Search the data below for "TOTAL"; list each line that holds it.

**Collection entries**
────────
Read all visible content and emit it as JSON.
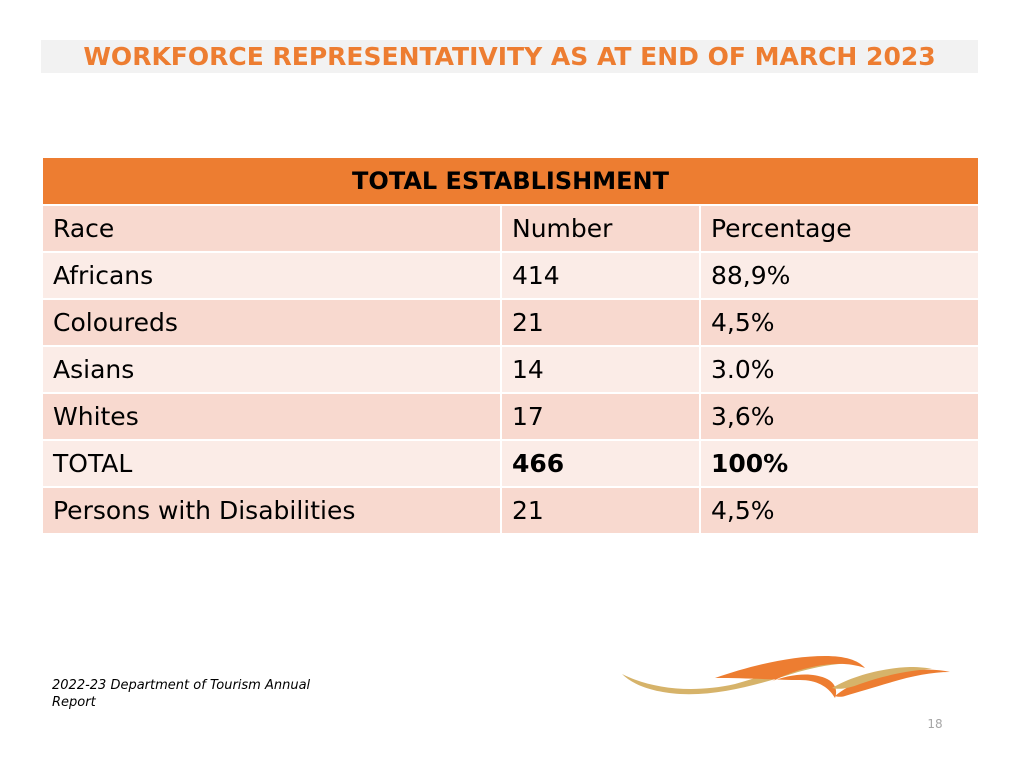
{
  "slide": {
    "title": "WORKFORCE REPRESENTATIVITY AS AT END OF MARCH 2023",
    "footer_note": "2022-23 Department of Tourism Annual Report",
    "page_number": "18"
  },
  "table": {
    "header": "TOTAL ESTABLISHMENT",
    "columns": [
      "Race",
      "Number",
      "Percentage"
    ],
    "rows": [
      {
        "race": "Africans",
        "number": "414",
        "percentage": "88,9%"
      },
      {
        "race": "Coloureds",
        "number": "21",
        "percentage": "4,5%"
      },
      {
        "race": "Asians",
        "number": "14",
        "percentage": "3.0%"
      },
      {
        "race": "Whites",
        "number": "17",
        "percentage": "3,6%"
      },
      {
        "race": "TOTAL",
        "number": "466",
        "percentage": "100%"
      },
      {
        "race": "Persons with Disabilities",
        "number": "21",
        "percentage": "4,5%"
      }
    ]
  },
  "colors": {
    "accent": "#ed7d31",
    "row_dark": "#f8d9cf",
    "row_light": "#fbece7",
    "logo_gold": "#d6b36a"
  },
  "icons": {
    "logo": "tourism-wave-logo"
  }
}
────────
**THE REPLY**
    "header": "TOTAL ESTABLISHMENT",
        "race": "TOTAL",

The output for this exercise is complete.